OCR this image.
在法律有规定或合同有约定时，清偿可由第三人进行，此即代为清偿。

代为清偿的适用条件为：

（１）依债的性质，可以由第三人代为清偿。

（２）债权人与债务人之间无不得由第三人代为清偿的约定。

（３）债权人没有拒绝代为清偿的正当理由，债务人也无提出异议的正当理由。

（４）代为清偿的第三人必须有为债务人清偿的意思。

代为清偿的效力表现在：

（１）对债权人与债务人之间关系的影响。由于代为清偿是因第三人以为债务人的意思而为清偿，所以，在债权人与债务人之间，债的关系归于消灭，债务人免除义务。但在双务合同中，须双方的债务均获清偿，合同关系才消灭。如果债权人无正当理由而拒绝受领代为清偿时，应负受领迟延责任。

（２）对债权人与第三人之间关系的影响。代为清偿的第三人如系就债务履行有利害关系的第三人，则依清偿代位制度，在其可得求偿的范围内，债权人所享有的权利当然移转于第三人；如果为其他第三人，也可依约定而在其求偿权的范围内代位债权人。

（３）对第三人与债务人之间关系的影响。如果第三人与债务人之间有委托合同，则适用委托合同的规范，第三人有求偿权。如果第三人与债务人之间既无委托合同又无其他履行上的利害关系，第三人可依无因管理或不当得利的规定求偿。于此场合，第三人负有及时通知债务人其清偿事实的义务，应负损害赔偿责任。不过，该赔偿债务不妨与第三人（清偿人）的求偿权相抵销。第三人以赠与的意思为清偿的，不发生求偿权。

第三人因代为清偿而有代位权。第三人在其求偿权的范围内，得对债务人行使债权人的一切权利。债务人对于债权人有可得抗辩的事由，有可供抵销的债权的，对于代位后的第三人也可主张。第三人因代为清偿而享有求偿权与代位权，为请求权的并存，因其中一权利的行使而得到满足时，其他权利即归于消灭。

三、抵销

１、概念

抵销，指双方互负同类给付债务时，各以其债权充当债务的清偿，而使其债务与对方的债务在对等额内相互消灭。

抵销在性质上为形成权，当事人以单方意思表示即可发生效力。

# # # #

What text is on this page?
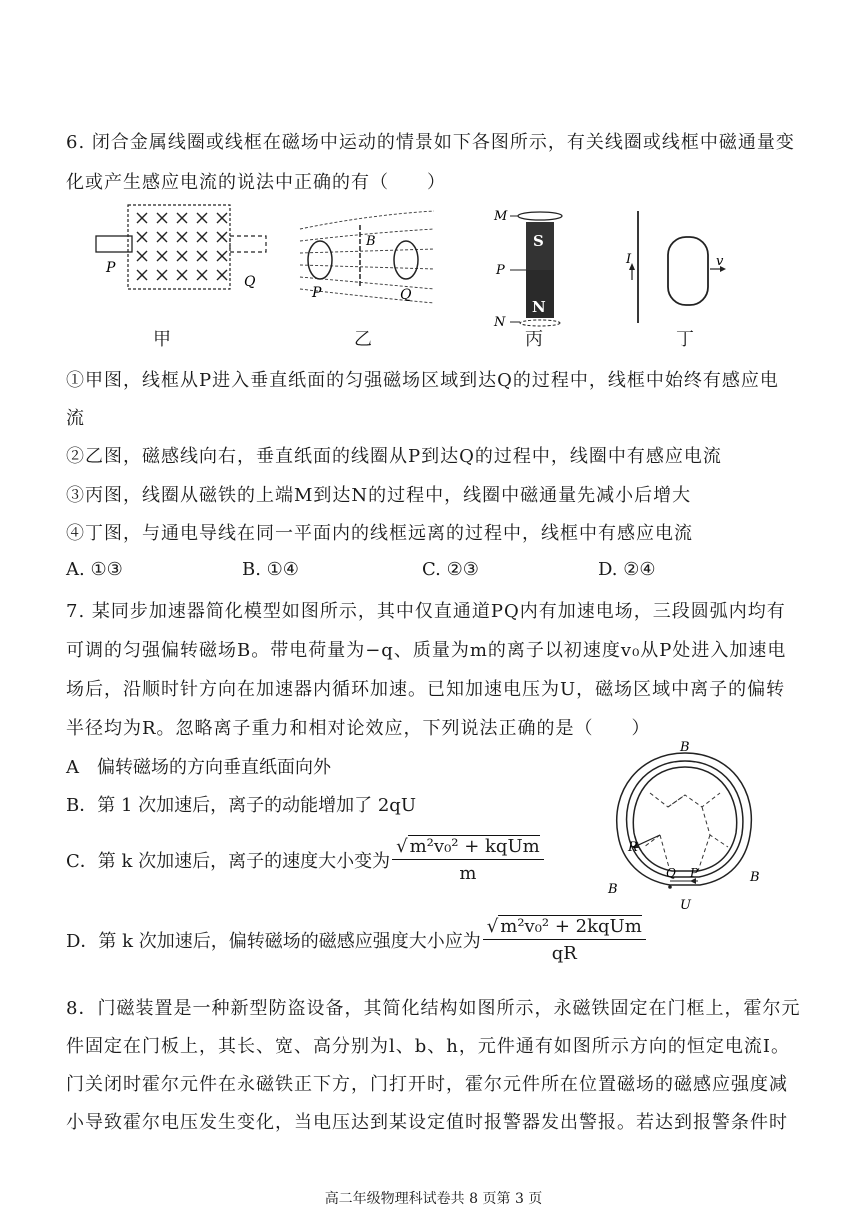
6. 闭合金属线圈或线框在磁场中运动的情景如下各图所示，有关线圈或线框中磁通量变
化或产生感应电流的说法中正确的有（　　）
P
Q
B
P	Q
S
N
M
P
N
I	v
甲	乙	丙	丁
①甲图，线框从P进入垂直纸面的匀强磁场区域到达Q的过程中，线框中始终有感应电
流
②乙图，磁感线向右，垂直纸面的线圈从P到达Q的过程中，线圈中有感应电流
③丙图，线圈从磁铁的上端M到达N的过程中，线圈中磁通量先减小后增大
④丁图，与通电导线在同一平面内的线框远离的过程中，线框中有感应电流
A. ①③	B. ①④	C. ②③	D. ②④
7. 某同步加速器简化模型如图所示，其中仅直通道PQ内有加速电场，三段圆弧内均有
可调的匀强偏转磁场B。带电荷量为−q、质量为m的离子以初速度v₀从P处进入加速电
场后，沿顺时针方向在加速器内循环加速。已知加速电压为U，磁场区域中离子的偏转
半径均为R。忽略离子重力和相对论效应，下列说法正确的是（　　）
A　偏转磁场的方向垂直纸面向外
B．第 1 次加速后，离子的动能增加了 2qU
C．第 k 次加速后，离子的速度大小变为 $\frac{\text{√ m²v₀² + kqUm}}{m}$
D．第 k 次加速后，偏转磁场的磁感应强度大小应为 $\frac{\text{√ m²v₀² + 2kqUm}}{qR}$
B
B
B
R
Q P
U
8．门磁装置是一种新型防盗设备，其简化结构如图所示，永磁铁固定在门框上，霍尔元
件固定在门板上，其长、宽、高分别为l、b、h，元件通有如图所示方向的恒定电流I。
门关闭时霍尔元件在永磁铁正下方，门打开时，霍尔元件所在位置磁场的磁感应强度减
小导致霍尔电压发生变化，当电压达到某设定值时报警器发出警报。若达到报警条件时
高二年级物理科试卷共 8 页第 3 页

# # # #

> **TASK DETAILS**: Search the listing for the string "this". Copy each line where it turns up.

> **EXERCISE OUTPUT**:
OCR this image.
What text is on this page?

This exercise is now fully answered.